### Exercise task
Copy the data that follows exactly. Include no pictures.

▬▬▬▬▬▬

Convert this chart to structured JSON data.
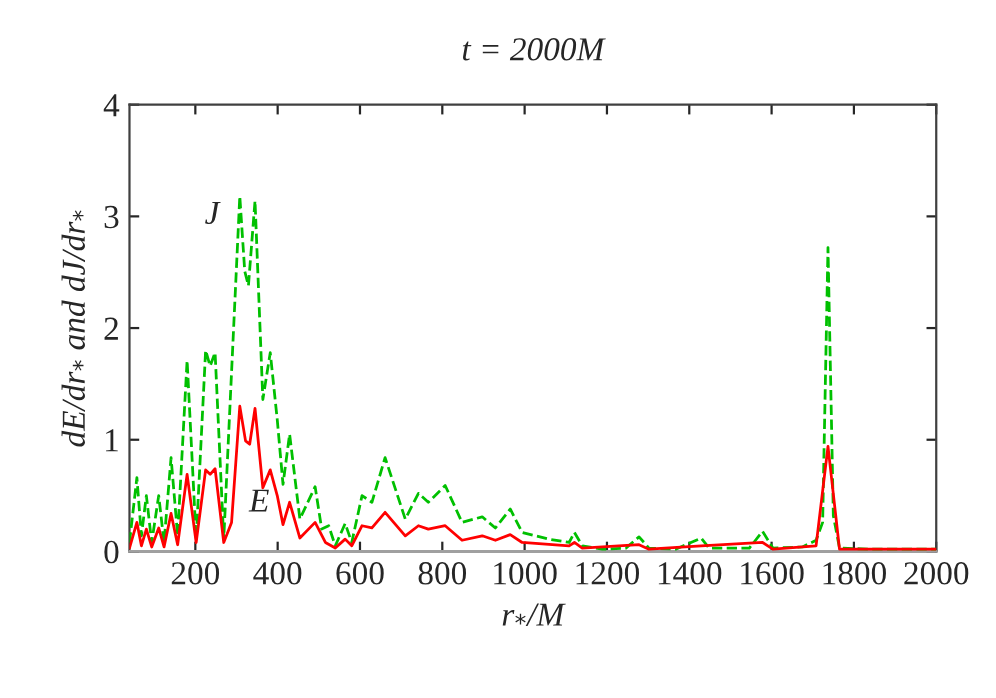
{
  "chart_data": {
    "type": "line",
    "title": "t = 2000M",
    "xlabel": "r$_{*}$/M",
    "ylabel": "dE/dr$_{*}$ and dJ/dr$_{*}$",
    "xlim": [
      40,
      2000
    ],
    "xticks": [
      200,
      400,
      600,
      800,
      1000,
      1200,
      1400,
      1600,
      1800,
      2000
    ],
    "ylim": [
      0,
      4
    ],
    "yticks": [
      0,
      1,
      2,
      3,
      4
    ],
    "grid": false,
    "legend": false,
    "marker": "none",
    "ref_lines": [
      {
        "axis": "y",
        "value": 0,
        "color": "#a0a0a0"
      }
    ],
    "series": [
      {
        "name": "J",
        "color": "#00c000",
        "line_style": "dashed",
        "x": [
          40,
          58,
          69,
          81,
          94,
          111,
          124,
          141,
          157,
          180,
          202,
          225,
          236,
          248,
          269,
          308,
          320,
          329,
          345,
          364,
          382,
          399,
          413,
          429,
          454,
          491,
          507,
          524,
          540,
          564,
          580,
          605,
          629,
          661,
          710,
          742,
          766,
          807,
          848,
          897,
          929,
          965,
          994,
          1059,
          1108,
          1121,
          1140,
          1189,
          1246,
          1278,
          1302,
          1367,
          1429,
          1448,
          1546,
          1578,
          1603,
          1675,
          1708,
          1724,
          1737,
          1750,
          1765,
          1838,
          2000
        ],
        "values": [
          0.08,
          0.66,
          0.14,
          0.5,
          0.08,
          0.5,
          0.08,
          0.84,
          0.14,
          1.71,
          0.11,
          1.8,
          1.66,
          1.78,
          0.11,
          3.18,
          2.51,
          2.38,
          3.14,
          1.36,
          1.78,
          1.18,
          0.6,
          1.05,
          0.29,
          0.58,
          0.2,
          0.23,
          0.05,
          0.25,
          0.08,
          0.5,
          0.44,
          0.84,
          0.29,
          0.52,
          0.44,
          0.59,
          0.26,
          0.31,
          0.21,
          0.38,
          0.17,
          0.11,
          0.08,
          0.17,
          0.05,
          0.02,
          0.03,
          0.13,
          0.03,
          0.02,
          0.12,
          0.03,
          0.03,
          0.18,
          0.03,
          0.04,
          0.1,
          0.26,
          2.72,
          0.32,
          0.03,
          0.02,
          0.02
        ]
      },
      {
        "name": "E",
        "color": "#ff0000",
        "line_style": "solid",
        "x": [
          40,
          58,
          69,
          81,
          94,
          111,
          124,
          141,
          157,
          180,
          202,
          225,
          236,
          248,
          269,
          288,
          308,
          322,
          332,
          345,
          364,
          382,
          399,
          413,
          429,
          454,
          491,
          516,
          540,
          564,
          580,
          605,
          629,
          661,
          710,
          742,
          766,
          807,
          848,
          897,
          929,
          965,
          994,
          1108,
          1121,
          1140,
          1278,
          1302,
          1429,
          1578,
          1603,
          1708,
          1737,
          1765,
          2000
        ],
        "values": [
          0.03,
          0.26,
          0.05,
          0.2,
          0.04,
          0.21,
          0.04,
          0.34,
          0.06,
          0.69,
          0.08,
          0.73,
          0.69,
          0.74,
          0.08,
          0.26,
          1.3,
          0.99,
          0.96,
          1.28,
          0.57,
          0.73,
          0.5,
          0.24,
          0.44,
          0.12,
          0.26,
          0.08,
          0.03,
          0.11,
          0.05,
          0.23,
          0.21,
          0.35,
          0.14,
          0.23,
          0.2,
          0.23,
          0.1,
          0.14,
          0.1,
          0.15,
          0.08,
          0.05,
          0.08,
          0.03,
          0.06,
          0.02,
          0.05,
          0.08,
          0.02,
          0.05,
          0.94,
          0.02,
          0.02
        ]
      }
    ]
  }
}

▬▬▬▬▬▬

### The result
Convert this chart to structured JSON data.
{
  "chart_data": {
    "type": "line",
    "title": "t = 2000M",
    "xlabel": "r$_{*}$/M",
    "ylabel": "dE/dr$_{*}$ and dJ/dr$_{*}$",
    "xlim": [
      40,
      2000
    ],
    "xticks": [
      200,
      400,
      600,
      800,
      1000,
      1200,
      1400,
      1600,
      1800,
      2000
    ],
    "ylim": [
      0,
      4
    ],
    "yticks": [
      0,
      1,
      2,
      3,
      4
    ],
    "grid": false,
    "legend": false,
    "marker": "none",
    "ref_lines": [
      {
        "axis": "y",
        "value": 0,
        "color": "#a0a0a0"
      }
    ],
    "series": [
      {
        "name": "J",
        "color": "#00c000",
        "line_style": "dashed",
        "x": [
          40,
          58,
          69,
          81,
          94,
          111,
          124,
          141,
          157,
          180,
          202,
          225,
          236,
          248,
          269,
          308,
          320,
          329,
          345,
          364,
          382,
          399,
          413,
          429,
          454,
          491,
          507,
          524,
          540,
          564,
          580,
          605,
          629,
          661,
          710,
          742,
          766,
          807,
          848,
          897,
          929,
          965,
          994,
          1059,
          1108,
          1121,
          1140,
          1189,
          1246,
          1278,
          1302,
          1367,
          1429,
          1448,
          1546,
          1578,
          1603,
          1675,
          1708,
          1724,
          1737,
          1750,
          1765,
          1838,
          2000
        ],
        "values": [
          0.08,
          0.66,
          0.14,
          0.5,
          0.08,
          0.5,
          0.08,
          0.84,
          0.14,
          1.71,
          0.11,
          1.8,
          1.66,
          1.78,
          0.11,
          3.18,
          2.51,
          2.38,
          3.14,
          1.36,
          1.78,
          1.18,
          0.6,
          1.05,
          0.29,
          0.58,
          0.2,
          0.23,
          0.05,
          0.25,
          0.08,
          0.5,
          0.44,
          0.84,
          0.29,
          0.52,
          0.44,
          0.59,
          0.26,
          0.31,
          0.21,
          0.38,
          0.17,
          0.11,
          0.08,
          0.17,
          0.05,
          0.02,
          0.03,
          0.13,
          0.03,
          0.02,
          0.12,
          0.03,
          0.03,
          0.18,
          0.03,
          0.04,
          0.1,
          0.26,
          2.72,
          0.32,
          0.03,
          0.02,
          0.02
        ]
      },
      {
        "name": "E",
        "color": "#ff0000",
        "line_style": "solid",
        "x": [
          40,
          58,
          69,
          81,
          94,
          111,
          124,
          141,
          157,
          180,
          202,
          225,
          236,
          248,
          269,
          288,
          308,
          322,
          332,
          345,
          364,
          382,
          399,
          413,
          429,
          454,
          491,
          516,
          540,
          564,
          580,
          605,
          629,
          661,
          710,
          742,
          766,
          807,
          848,
          897,
          929,
          965,
          994,
          1108,
          1121,
          1140,
          1278,
          1302,
          1429,
          1578,
          1603,
          1708,
          1737,
          1765,
          2000
        ],
        "values": [
          0.03,
          0.26,
          0.05,
          0.2,
          0.04,
          0.21,
          0.04,
          0.34,
          0.06,
          0.69,
          0.08,
          0.73,
          0.69,
          0.74,
          0.08,
          0.26,
          1.3,
          0.99,
          0.96,
          1.28,
          0.57,
          0.73,
          0.5,
          0.24,
          0.44,
          0.12,
          0.26,
          0.08,
          0.03,
          0.11,
          0.05,
          0.23,
          0.21,
          0.35,
          0.14,
          0.23,
          0.2,
          0.23,
          0.1,
          0.14,
          0.1,
          0.15,
          0.08,
          0.05,
          0.08,
          0.03,
          0.06,
          0.02,
          0.05,
          0.08,
          0.02,
          0.05,
          0.94,
          0.02,
          0.02
        ]
      }
    ]
  }
}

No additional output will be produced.